*TEXTE DU DOCUMENT*:
----------------------------------------

Mon frère aîné André est le premier libraire de la famille. À partir de l'âge de seize ans, il apprend son métier aux Belles Images, la grande librairie de Rabat dont il devient l'employé principal avant d'en prendre la direction. Il acquiert au cours des années une connaissance hors pair de toute la littérature française, mais aussi des ouvrages scolaires, techniques, de voyage, historiques, etc. Dynamique et attirant la sympathie de tous, il est reconnu comme un des libraires le plus avisés du Maroc.

Libraire, mais aussi galeriste, les Belles Images avaient en sous-sols la meilleure galerie de peintures de Rabat et mon frère était l'ami des plus grands peintres marocains et étrangers. Il a organisé des expositions importantes de Mantel, Pontoye et bien d'autres. Je tiens probablement de lui mon amour pour la peinture.

À une de ses connaissances, Madame Roure, propriétaire d'une petite librairie  "Au Signet du Livre" (Place Pietri) qu recherchait une employée, André présente notre mère qui, à son tour, apprend le métier de libraire. Après quelques années, elle décide de créer sa propre librairie, aidée toujours par mon frère aîné.
Cherchant à installer sa librairie le plus près possible du Lycée Gouraud, le grand lycée français de Rabat, elle loue dans un immeuble récent (juste en face de l'entrée du Lycée) un garage qu'elle meuble de quelques étagères. Je me souviens qu'au début (j'avais onze ou douze ans), je l'aidais à tirer le lourd rideau roulant (dans une photo que j'ai prise en 2011, on voit le rideau d'origine du garage d'à côté).

Appelée "Librairie du Chellah" (on était dans le quartier du Chellah, une forteresse mérinide bâtie sur une ancienne cité romaine), le commerce va tranquillement prospérer.

Mes parents ont rapidement aménagé le garage, couvrant le sol de carreaux de céramique aux motifs géométriques puis en installant une vitrine et une porte en fer. Avec ses nouvelles étagères en bois et une belle caisse, la petite librairie avait de l'allure.

La rentrée des classes était le grand moment de l'année. À l'époque, les livres scolaires étaient achetés par les familles et une foule d’élèves accompagnés de leurs parents se pressait dans les librairies pour y acheter les livres de l’année à venir (et vendre ceux de l’année précédente). Pendant les deux mois précédant la rentrée et le mois suivant, les affaires marchaient bien. Il y avait même une file d'attente les jours de la rentrée.

----------------------------------------

*DONNÉES ARCHIVÉES*:

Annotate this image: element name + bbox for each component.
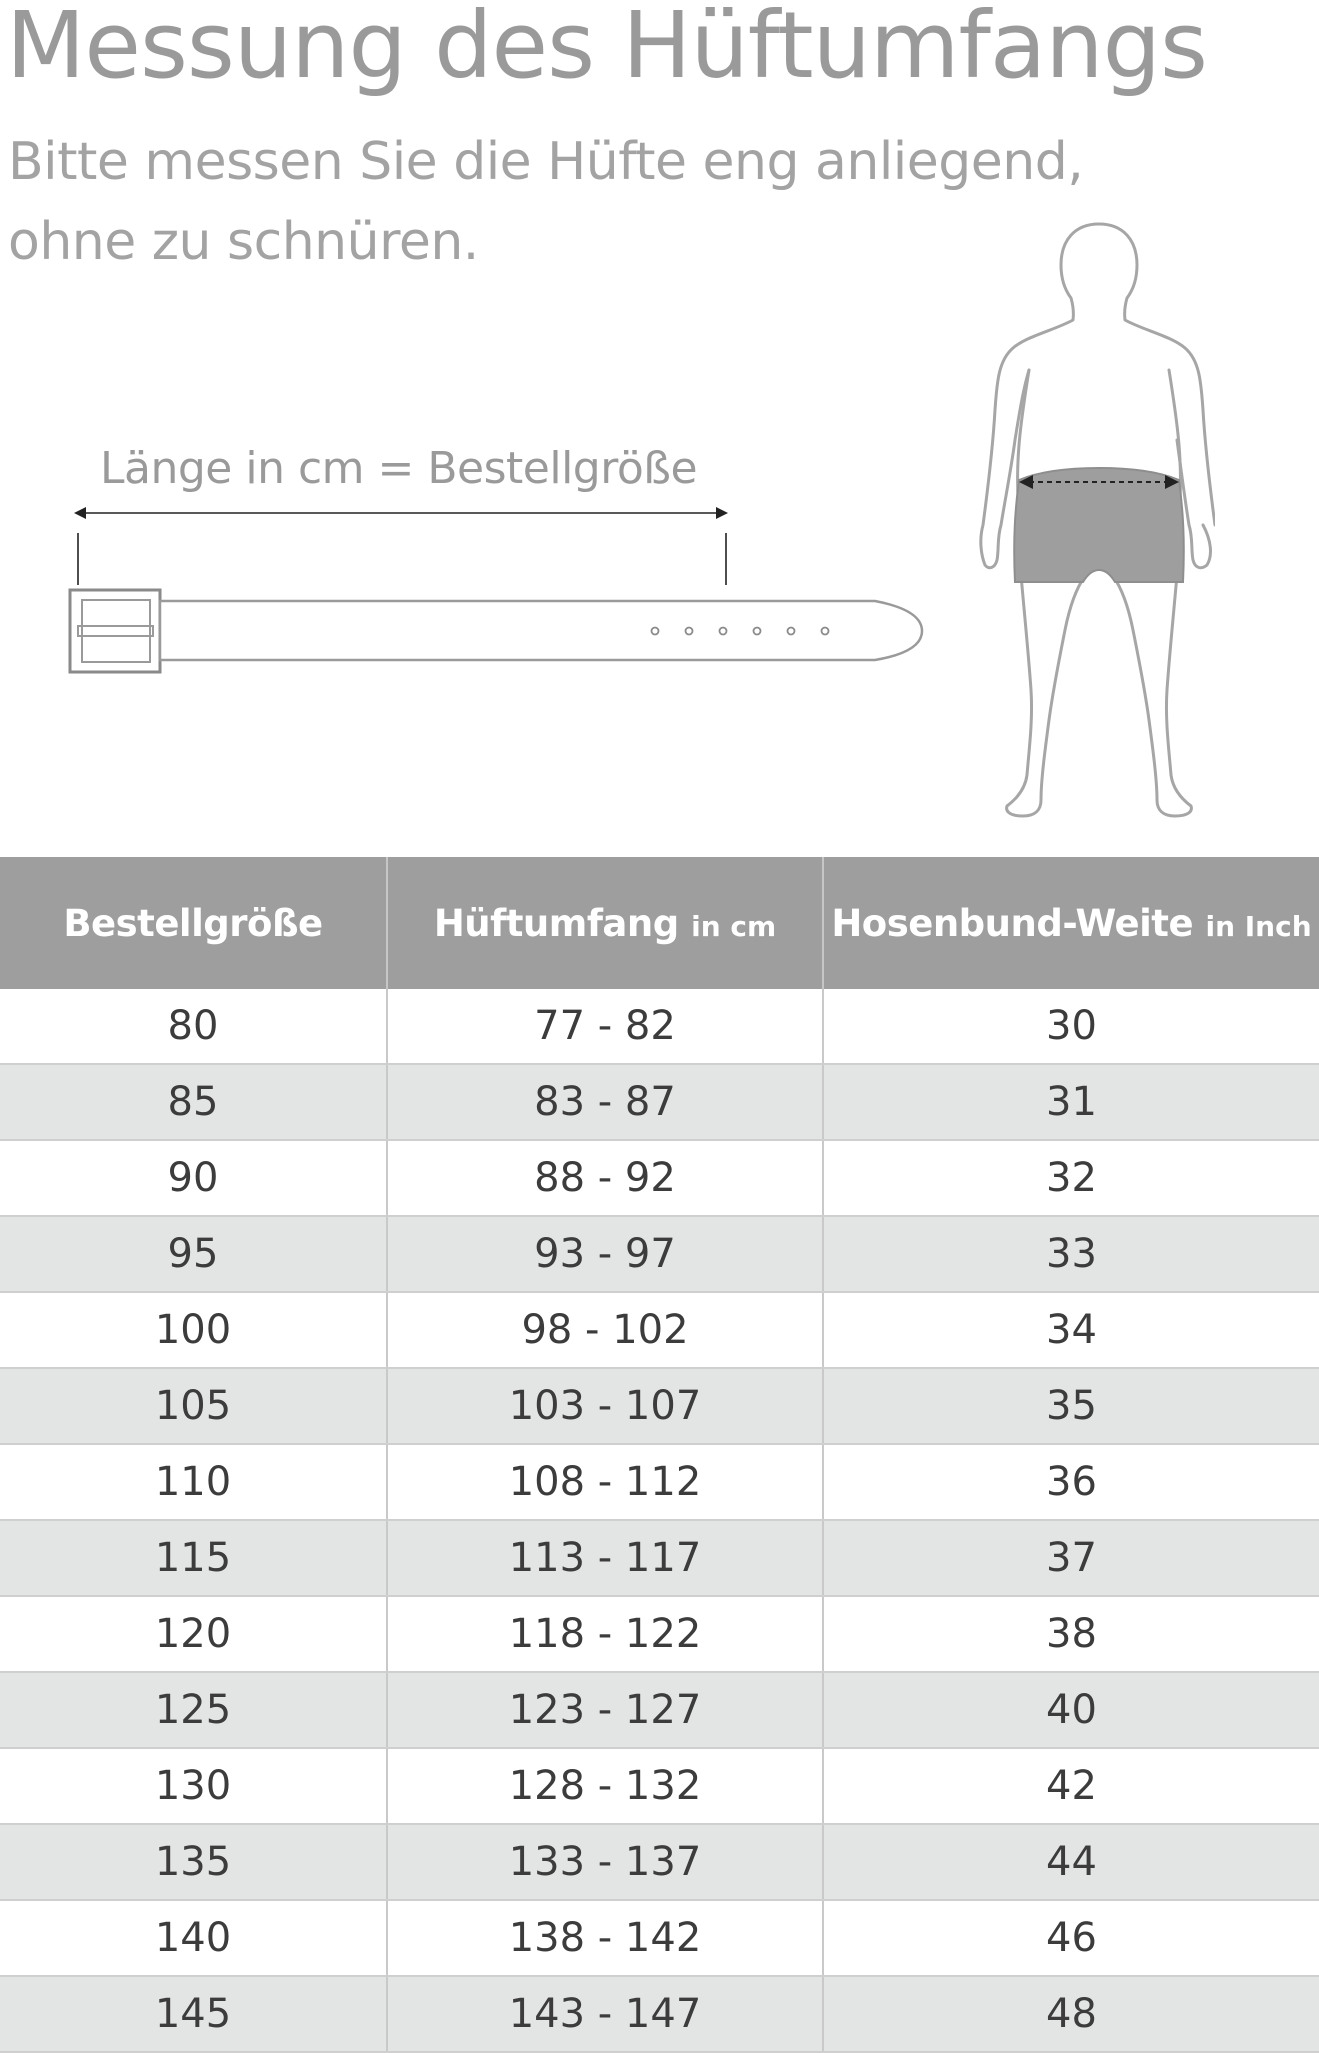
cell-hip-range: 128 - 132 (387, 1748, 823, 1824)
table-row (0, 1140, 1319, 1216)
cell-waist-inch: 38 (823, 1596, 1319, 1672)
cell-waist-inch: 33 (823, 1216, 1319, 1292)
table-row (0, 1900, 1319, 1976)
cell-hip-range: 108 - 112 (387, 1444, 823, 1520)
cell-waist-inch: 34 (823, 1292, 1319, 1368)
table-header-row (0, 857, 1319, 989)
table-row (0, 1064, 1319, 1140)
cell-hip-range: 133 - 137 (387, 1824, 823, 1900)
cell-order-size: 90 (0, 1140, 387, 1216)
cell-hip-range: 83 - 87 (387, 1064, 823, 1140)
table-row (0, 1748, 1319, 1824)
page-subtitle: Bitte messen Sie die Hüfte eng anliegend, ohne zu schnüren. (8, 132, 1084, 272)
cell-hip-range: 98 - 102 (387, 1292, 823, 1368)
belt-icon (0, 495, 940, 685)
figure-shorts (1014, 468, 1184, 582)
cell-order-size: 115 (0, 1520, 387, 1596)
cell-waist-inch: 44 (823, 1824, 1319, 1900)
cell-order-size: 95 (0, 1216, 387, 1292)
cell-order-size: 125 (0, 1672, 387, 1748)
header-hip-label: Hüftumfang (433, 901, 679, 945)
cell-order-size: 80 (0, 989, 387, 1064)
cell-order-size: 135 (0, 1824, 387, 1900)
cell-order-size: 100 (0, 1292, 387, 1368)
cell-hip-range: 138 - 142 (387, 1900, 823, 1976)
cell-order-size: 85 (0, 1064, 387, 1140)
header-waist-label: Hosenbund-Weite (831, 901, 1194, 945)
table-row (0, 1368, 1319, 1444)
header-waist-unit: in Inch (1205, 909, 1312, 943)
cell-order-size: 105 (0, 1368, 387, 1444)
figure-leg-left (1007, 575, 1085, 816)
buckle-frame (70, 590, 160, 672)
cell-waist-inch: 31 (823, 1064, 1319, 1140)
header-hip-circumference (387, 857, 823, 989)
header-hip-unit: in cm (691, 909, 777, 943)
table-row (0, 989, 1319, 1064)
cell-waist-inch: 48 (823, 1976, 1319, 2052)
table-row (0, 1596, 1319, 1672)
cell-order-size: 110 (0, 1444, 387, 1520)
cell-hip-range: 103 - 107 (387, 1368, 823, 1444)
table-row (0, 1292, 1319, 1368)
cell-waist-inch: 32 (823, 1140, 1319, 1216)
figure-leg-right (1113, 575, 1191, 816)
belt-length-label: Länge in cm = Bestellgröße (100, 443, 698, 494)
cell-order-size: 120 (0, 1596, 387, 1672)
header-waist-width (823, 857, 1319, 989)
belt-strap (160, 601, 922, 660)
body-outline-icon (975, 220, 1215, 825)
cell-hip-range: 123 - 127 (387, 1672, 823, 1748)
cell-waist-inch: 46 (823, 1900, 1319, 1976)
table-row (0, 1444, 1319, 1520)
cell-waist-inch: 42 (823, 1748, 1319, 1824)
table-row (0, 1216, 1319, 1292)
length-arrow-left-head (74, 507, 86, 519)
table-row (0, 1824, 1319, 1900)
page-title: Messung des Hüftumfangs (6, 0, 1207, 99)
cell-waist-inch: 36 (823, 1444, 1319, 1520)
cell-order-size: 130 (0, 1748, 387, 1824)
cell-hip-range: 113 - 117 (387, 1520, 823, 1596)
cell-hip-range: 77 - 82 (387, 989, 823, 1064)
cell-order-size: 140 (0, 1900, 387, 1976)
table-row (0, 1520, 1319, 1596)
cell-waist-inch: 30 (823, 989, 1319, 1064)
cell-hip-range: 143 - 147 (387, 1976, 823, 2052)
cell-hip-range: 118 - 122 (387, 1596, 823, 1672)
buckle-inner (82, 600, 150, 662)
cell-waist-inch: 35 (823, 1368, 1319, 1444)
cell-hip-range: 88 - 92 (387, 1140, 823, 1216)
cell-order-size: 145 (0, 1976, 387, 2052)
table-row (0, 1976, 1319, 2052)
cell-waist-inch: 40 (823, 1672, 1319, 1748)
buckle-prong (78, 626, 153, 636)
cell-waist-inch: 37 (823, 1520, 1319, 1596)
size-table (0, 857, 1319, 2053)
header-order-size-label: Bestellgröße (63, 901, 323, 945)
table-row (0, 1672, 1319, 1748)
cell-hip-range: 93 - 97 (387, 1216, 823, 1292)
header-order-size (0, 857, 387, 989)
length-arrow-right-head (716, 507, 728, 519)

----------------------------------------

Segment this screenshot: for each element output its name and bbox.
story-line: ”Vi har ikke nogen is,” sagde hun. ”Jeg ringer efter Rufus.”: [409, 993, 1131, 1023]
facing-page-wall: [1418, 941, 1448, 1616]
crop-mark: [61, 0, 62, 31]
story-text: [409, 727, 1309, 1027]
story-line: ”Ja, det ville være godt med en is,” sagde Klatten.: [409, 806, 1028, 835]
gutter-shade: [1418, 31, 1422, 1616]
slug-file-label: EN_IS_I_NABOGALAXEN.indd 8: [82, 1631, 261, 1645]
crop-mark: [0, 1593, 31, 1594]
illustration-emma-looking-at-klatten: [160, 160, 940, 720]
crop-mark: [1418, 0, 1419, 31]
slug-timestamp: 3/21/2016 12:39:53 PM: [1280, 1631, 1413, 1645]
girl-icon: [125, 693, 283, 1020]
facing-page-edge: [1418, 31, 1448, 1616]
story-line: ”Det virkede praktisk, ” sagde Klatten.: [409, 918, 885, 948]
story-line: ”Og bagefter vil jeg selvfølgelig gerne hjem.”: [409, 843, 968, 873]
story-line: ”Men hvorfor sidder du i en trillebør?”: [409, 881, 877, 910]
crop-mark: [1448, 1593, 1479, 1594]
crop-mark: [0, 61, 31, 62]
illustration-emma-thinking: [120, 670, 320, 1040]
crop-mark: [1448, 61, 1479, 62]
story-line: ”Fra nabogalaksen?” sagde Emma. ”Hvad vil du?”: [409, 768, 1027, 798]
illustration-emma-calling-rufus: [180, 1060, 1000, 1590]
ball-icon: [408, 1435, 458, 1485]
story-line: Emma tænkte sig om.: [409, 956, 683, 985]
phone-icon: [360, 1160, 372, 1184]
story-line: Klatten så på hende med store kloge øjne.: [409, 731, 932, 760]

----------------------------------------

*TRAVAIL DEMANDÉ*:
a) Répondez brièvement aux questions suivantes sur le texte consacré aux librairies familiales de Rabat :
(i) À partir de quel âge André apprend-il son métier aux Belles Images ?
(ii) Dans quelle partie des Belles Images se trouvait la galerie de peintures ?
(iii) Quel local la mère loue-t-elle en face de l'entrée du Lycée Gouraud ?
b) Recopiez le passage du texte consacré aux librairies familiales de Rabat qui commence à « À une de ses » et se termine à « mon frère aîné. ».
Appuyez-vous exclusivement sur le texte pour répondre.

*EXERCICE CORRIGÉ*:
a)
(i) À partir de seize ans.
(ii) En sous-sols.
(iii) Un garage, dans un immeuble récent.

b)
À une de ses connaissances, Madame Roure, propriétaire d'une petite librairie  "Au Signet du Livre" (Place Pietri) qu recherchait une employée, André présente notre mère qui, à son tour, apprend le métier de libraire. Après quelques années, elle décide de créer sa propre librairie, aidée toujours par mon frère aîné.